» **Task description**
Write each record again exactly as it stands.
-------- Data for processing --------
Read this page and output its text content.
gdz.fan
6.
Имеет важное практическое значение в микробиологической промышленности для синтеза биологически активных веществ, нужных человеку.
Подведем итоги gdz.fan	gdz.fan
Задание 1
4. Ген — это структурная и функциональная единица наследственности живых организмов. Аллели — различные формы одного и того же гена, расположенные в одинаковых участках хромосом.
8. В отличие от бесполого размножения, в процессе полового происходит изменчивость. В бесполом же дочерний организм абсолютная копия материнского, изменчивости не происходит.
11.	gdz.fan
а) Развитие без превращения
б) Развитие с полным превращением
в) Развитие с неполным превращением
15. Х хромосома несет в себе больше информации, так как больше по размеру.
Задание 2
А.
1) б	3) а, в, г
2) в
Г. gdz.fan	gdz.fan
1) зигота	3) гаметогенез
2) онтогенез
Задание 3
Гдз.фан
--------
» **Reply**
Read this page and output its text content.
gdz.fan
6.
Имеет важное практическое значение в микробиологической промышленности для синтеза биологически активных веществ, нужных человеку.
Подведем итоги gdz.fan	gdz.fan
Задание 1
4. Ген — это структурная и функциональная единица наследственности живых организмов. Аллели — различные формы одного и того же гена, расположенные в одинаковых участках хромосом.
8. В отличие от бесполого размножения, в процессе полового происходит изменчивость. В бесполом же дочерний организм абсолютная копия материнского, изменчивости не происходит.
11.	gdz.fan
а) Развитие без превращения
б) Развитие с полным превращением
в) Развитие с неполным превращением
15. Х хромосома несет в себе больше информации, так как больше по размеру.
Задание 2
А.
1) б	3) а, в, г
2) в
Г. gdz.fan	gdz.fan
1) зигота	3) гаметогенез
2) онтогенез
Задание 3
Гдз.фан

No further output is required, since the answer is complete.